### Aim
Only a number is wanted. Count the lines holding the string "amplitude".

### Data lines
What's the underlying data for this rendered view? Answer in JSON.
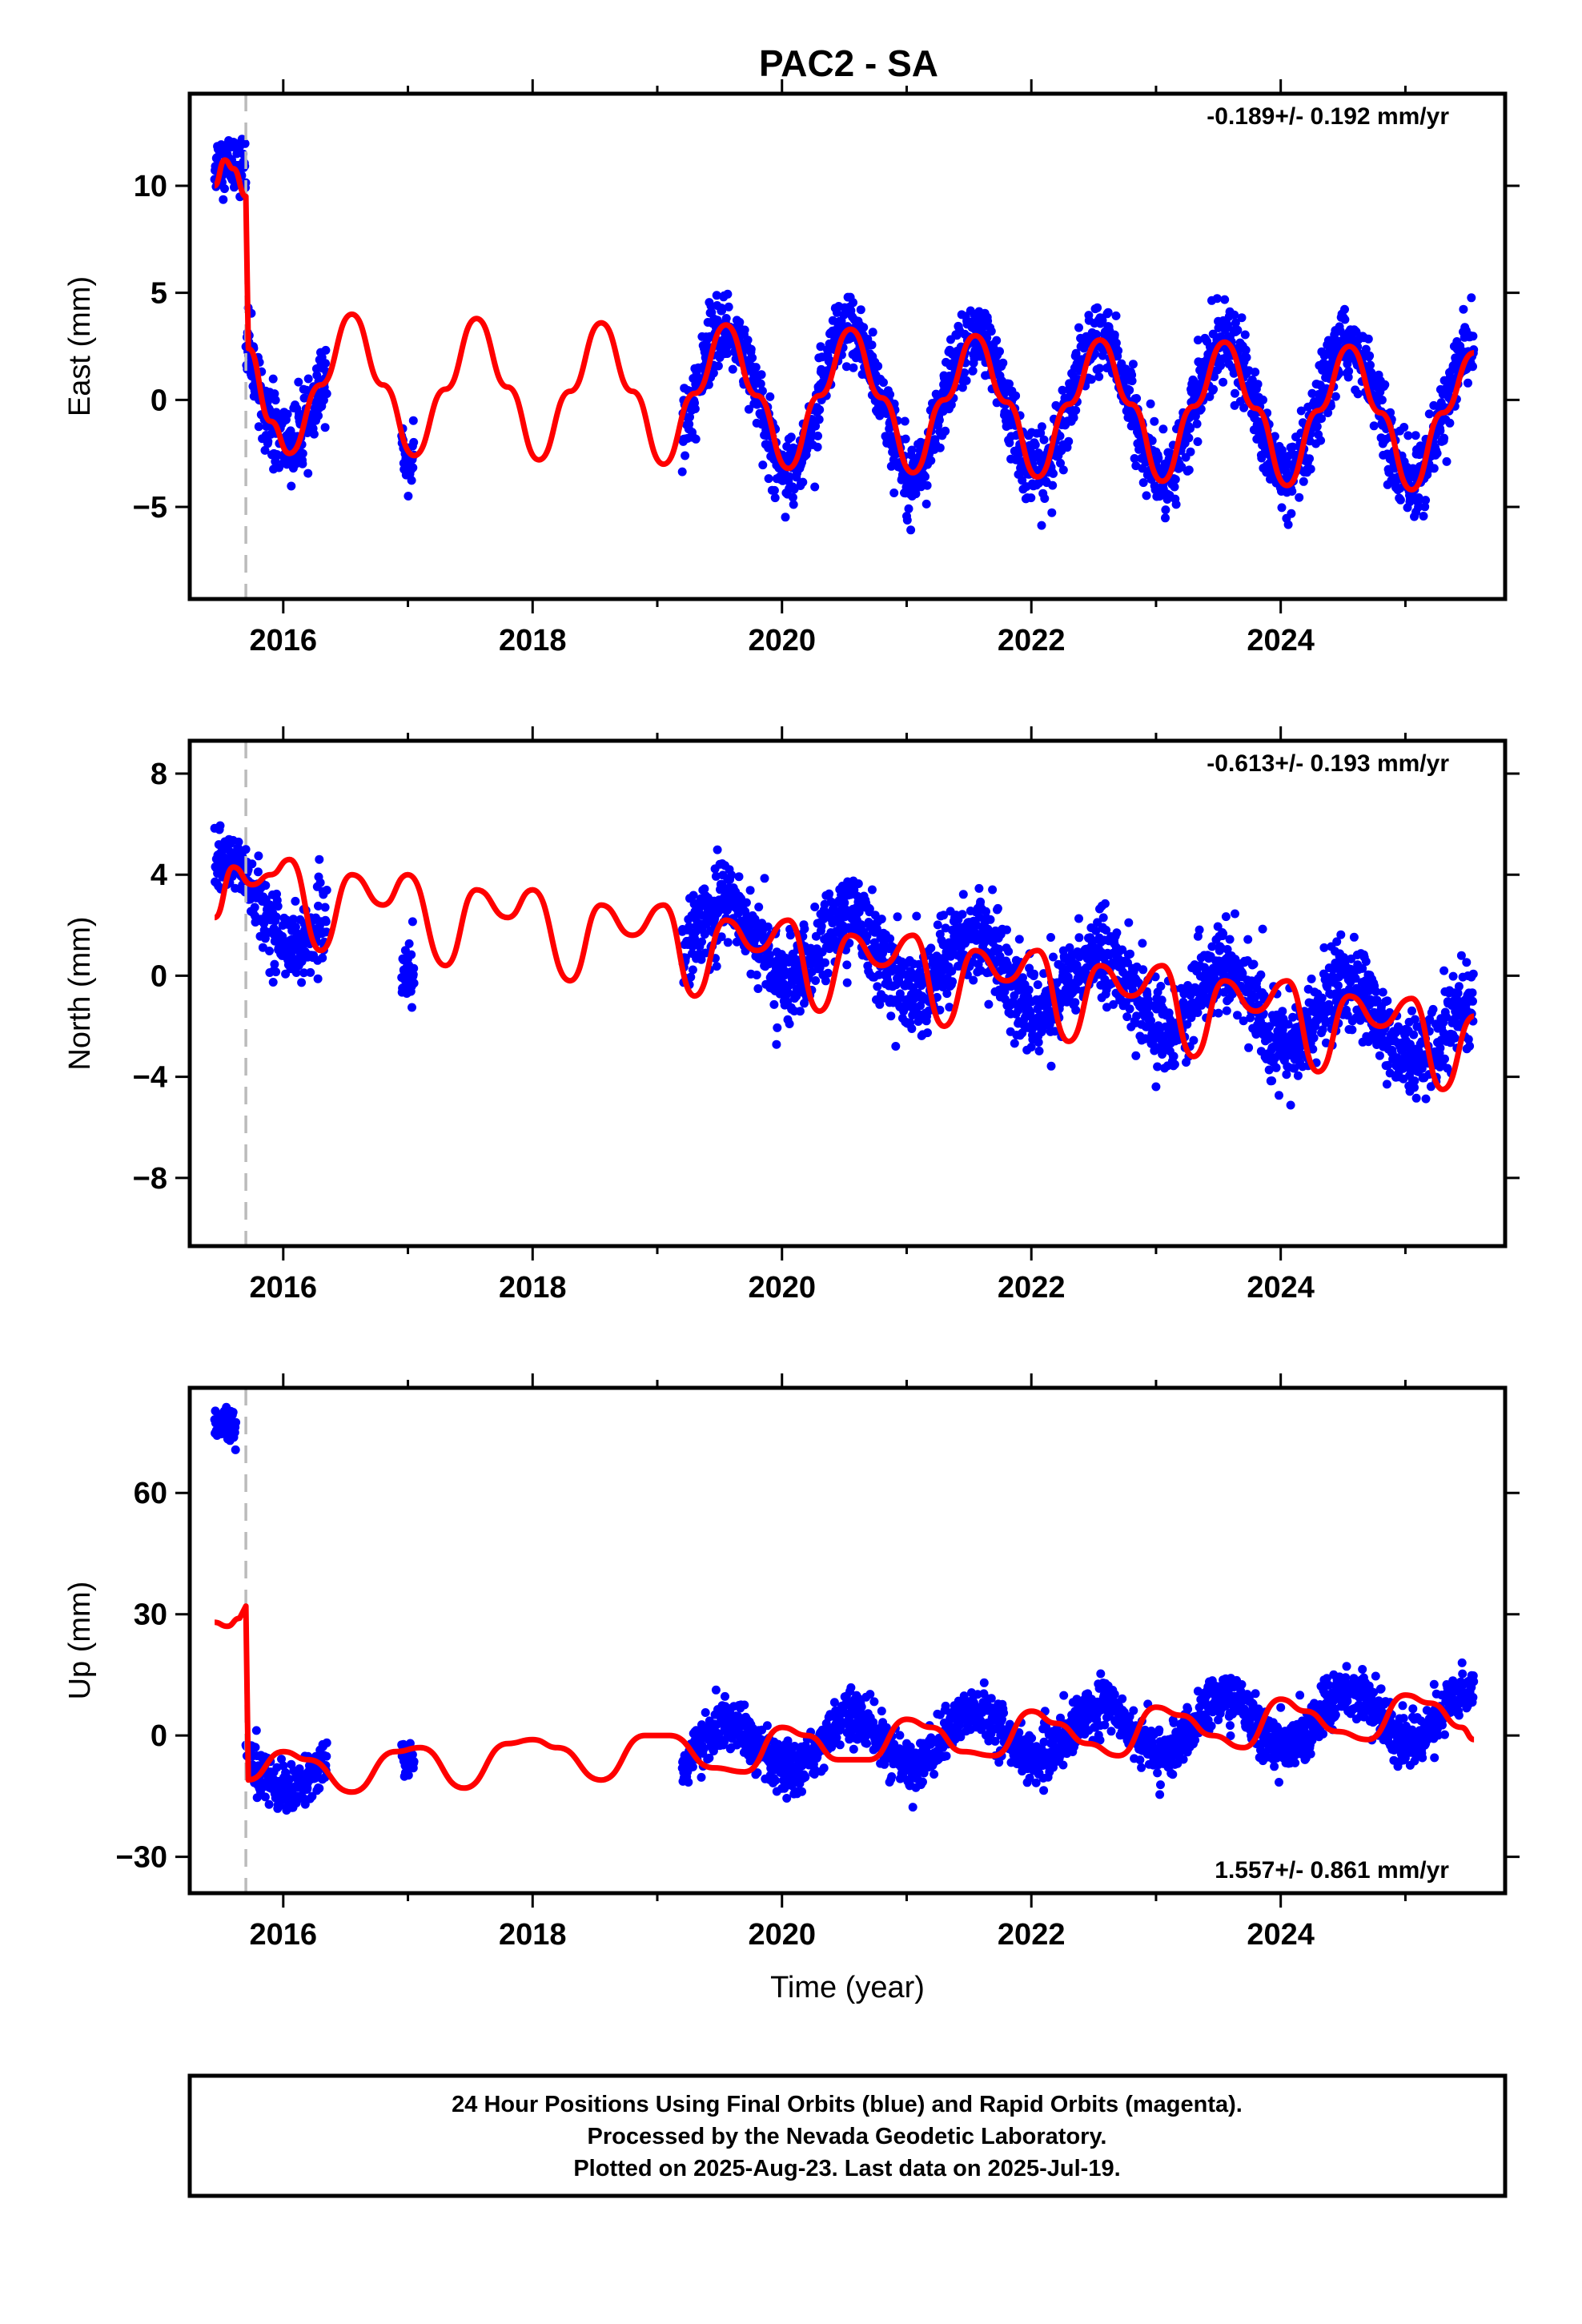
{
  "title": "PAC2 - SA",
  "colors": {
    "points": "#0000ff",
    "fit": "#ff0000",
    "break_line": "#bbbbbb",
    "frame": "#000000"
  },
  "chart_data": [
    {
      "type": "scatter",
      "panel": "east",
      "title": "",
      "xlabel": "",
      "ylabel": "East (mm)",
      "xlim": [
        2015.25,
        2025.8
      ],
      "ylim": [
        -9.3,
        14.3
      ],
      "x_ticks": [
        2016,
        2018,
        2020,
        2022,
        2024
      ],
      "x_tick_labels": [
        "2016",
        "2018",
        "2020",
        "2022",
        "2024"
      ],
      "y_ticks": [
        -5,
        0,
        5,
        10
      ],
      "y_tick_labels": [
        "−5",
        "0",
        "5",
        "10"
      ],
      "rate_label": "-0.189+/- 0.192 mm/yr",
      "equipment_break": 2015.7,
      "series": [
        {
          "kind": "points",
          "segments": [
            {
              "start": 2015.45,
              "end": 2015.7,
              "trend_start": 10.5,
              "trend_end": 10.5,
              "amplitude": 0.6,
              "noise": 1.1
            },
            {
              "start": 2015.7,
              "end": 2016.35,
              "trend_start": 0.8,
              "trend_end": 0.3,
              "amplitude": 2.6,
              "noise": 1.5
            },
            {
              "start": 2016.95,
              "end": 2017.05,
              "trend_start": 0.3,
              "trend_end": 0.3,
              "amplitude": 3.2,
              "noise": 1.0
            },
            {
              "start": 2019.2,
              "end": 2025.55,
              "trend_start": 0.2,
              "trend_end": -0.7,
              "amplitude": 3.2,
              "noise": 1.4
            }
          ]
        },
        {
          "kind": "fit",
          "x": [
            2015.45,
            2015.53,
            2015.6,
            2015.7,
            2015.72,
            2015.9,
            2016.05,
            2016.3,
            2016.55,
            2016.8,
            2017.05,
            2017.3,
            2017.55,
            2017.8,
            2018.05,
            2018.3,
            2018.55,
            2018.8,
            2019.05,
            2019.3,
            2019.55,
            2019.8,
            2020.05,
            2020.3,
            2020.55,
            2020.8,
            2021.05,
            2021.3,
            2021.55,
            2021.8,
            2022.05,
            2022.3,
            2022.55,
            2022.8,
            2023.05,
            2023.3,
            2023.55,
            2023.8,
            2024.05,
            2024.3,
            2024.55,
            2024.8,
            2025.05,
            2025.3,
            2025.55
          ],
          "y": [
            10.0,
            11.2,
            10.8,
            9.5,
            2.4,
            -1.0,
            -2.5,
            0.7,
            4.0,
            0.7,
            -2.6,
            0.5,
            3.8,
            0.6,
            -2.8,
            0.4,
            3.6,
            0.4,
            -3.0,
            0.3,
            3.5,
            0.2,
            -3.2,
            0.2,
            3.3,
            0.1,
            -3.4,
            0.0,
            3.0,
            -0.1,
            -3.6,
            -0.2,
            2.8,
            -0.2,
            -3.8,
            -0.3,
            2.7,
            -0.4,
            -4.0,
            -0.5,
            2.5,
            -0.6,
            -4.2,
            -0.6,
            2.2
          ]
        }
      ]
    },
    {
      "type": "scatter",
      "panel": "north",
      "title": "",
      "xlabel": "",
      "ylabel": "North (mm)",
      "xlim": [
        2015.25,
        2025.8
      ],
      "ylim": [
        -10.7,
        9.3
      ],
      "x_ticks": [
        2016,
        2018,
        2020,
        2022,
        2024
      ],
      "x_tick_labels": [
        "2016",
        "2018",
        "2020",
        "2022",
        "2024"
      ],
      "y_ticks": [
        -8,
        -4,
        0,
        4,
        8
      ],
      "y_tick_labels": [
        "−8",
        "−4",
        "0",
        "4",
        "8"
      ],
      "rate_label": "-0.613+/- 0.193 mm/yr",
      "equipment_break": 2015.7,
      "series": [
        {
          "kind": "points",
          "segments": [
            {
              "start": 2015.45,
              "end": 2015.7,
              "trend_start": 4.0,
              "trend_end": 3.9,
              "amplitude": 0.5,
              "noise": 1.0
            },
            {
              "start": 2015.7,
              "end": 2016.35,
              "trend_start": 3.2,
              "trend_end": 1.8,
              "amplitude": 1.2,
              "noise": 1.2
            },
            {
              "start": 2016.95,
              "end": 2017.05,
              "trend_start": 0.8,
              "trend_end": 0.8,
              "amplitude": 0.8,
              "noise": 1.0
            },
            {
              "start": 2019.2,
              "end": 2025.55,
              "trend_start": 1.8,
              "trend_end": -2.4,
              "amplitude": 1.4,
              "noise": 1.4
            }
          ]
        },
        {
          "kind": "fit",
          "x": [
            2015.45,
            2015.6,
            2015.75,
            2015.9,
            2016.05,
            2016.3,
            2016.55,
            2016.8,
            2017.0,
            2017.3,
            2017.55,
            2017.8,
            2018.0,
            2018.3,
            2018.55,
            2018.8,
            2019.05,
            2019.3,
            2019.55,
            2019.8,
            2020.05,
            2020.3,
            2020.55,
            2020.8,
            2021.05,
            2021.3,
            2021.55,
            2021.8,
            2022.05,
            2022.3,
            2022.55,
            2022.8,
            2023.05,
            2023.3,
            2023.55,
            2023.8,
            2024.05,
            2024.3,
            2024.55,
            2024.8,
            2025.05,
            2025.3,
            2025.55
          ],
          "y": [
            2.3,
            4.3,
            3.6,
            4.0,
            4.6,
            1.0,
            4.0,
            2.8,
            4.0,
            0.4,
            3.4,
            2.3,
            3.4,
            -0.2,
            2.8,
            1.6,
            2.8,
            -0.8,
            2.2,
            1.0,
            2.2,
            -1.4,
            1.6,
            0.4,
            1.6,
            -2.0,
            1.0,
            -0.2,
            1.0,
            -2.6,
            0.4,
            -0.8,
            0.4,
            -3.2,
            -0.2,
            -1.4,
            -0.2,
            -3.8,
            -0.8,
            -2.0,
            -0.9,
            -4.5,
            -1.6
          ]
        }
      ]
    },
    {
      "type": "scatter",
      "panel": "up",
      "title": "",
      "xlabel": "Time (year)",
      "ylabel": "Up (mm)",
      "xlim": [
        2015.25,
        2025.8
      ],
      "ylim": [
        -39,
        86
      ],
      "x_ticks": [
        2016,
        2018,
        2020,
        2022,
        2024
      ],
      "x_tick_labels": [
        "2016",
        "2018",
        "2020",
        "2022",
        "2024"
      ],
      "y_ticks": [
        -30,
        0,
        30,
        60
      ],
      "y_tick_labels": [
        "−30",
        "0",
        "30",
        "60"
      ],
      "rate_label": "1.557+/- 0.861 mm/yr",
      "equipment_break": 2015.7,
      "series": [
        {
          "kind": "points",
          "segments": [
            {
              "start": 2015.45,
              "end": 2015.62,
              "trend_start": 75,
              "trend_end": 75,
              "amplitude": 1.5,
              "noise": 3.5
            },
            {
              "start": 2015.7,
              "end": 2016.35,
              "trend_start": -8,
              "trend_end": -8,
              "amplitude": 5.0,
              "noise": 5.0
            },
            {
              "start": 2016.95,
              "end": 2017.05,
              "trend_start": -2,
              "trend_end": -2,
              "amplitude": 4.0,
              "noise": 4.0
            },
            {
              "start": 2019.2,
              "end": 2025.55,
              "trend_start": -4,
              "trend_end": 6,
              "amplitude": 6.5,
              "noise": 5.0
            }
          ]
        },
        {
          "kind": "fit",
          "x": [
            2015.45,
            2015.55,
            2015.65,
            2015.7,
            2015.72,
            2016.0,
            2016.2,
            2016.55,
            2016.9,
            2017.1,
            2017.45,
            2017.8,
            2018.0,
            2018.2,
            2018.55,
            2018.9,
            2019.1,
            2019.45,
            2019.7,
            2020.0,
            2020.2,
            2020.45,
            2020.7,
            2021.0,
            2021.2,
            2021.45,
            2021.7,
            2022.0,
            2022.2,
            2022.45,
            2022.7,
            2023.0,
            2023.2,
            2023.45,
            2023.7,
            2024.0,
            2024.2,
            2024.45,
            2024.7,
            2025.0,
            2025.2,
            2025.45,
            2025.55
          ],
          "y": [
            28,
            27,
            29,
            32,
            -11,
            -4,
            -6,
            -14,
            -4,
            -3,
            -13,
            -2,
            -1,
            -3,
            -11,
            0,
            0,
            -8,
            -9,
            2,
            0,
            -6,
            -6,
            4,
            2,
            -4,
            -5,
            6,
            3,
            -2,
            -5,
            7,
            5,
            0,
            -3,
            9,
            6,
            1,
            -1,
            10,
            8,
            2,
            -1
          ]
        }
      ]
    }
  ],
  "footer": {
    "lines": [
      "24 Hour Positions Using Final Orbits (blue) and Rapid Orbits (magenta).",
      "Processed by the Nevada Geodetic Laboratory.",
      "Plotted on 2025-Aug-23. Last data on 2025-Jul-19."
    ]
  }
}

### Task answer
12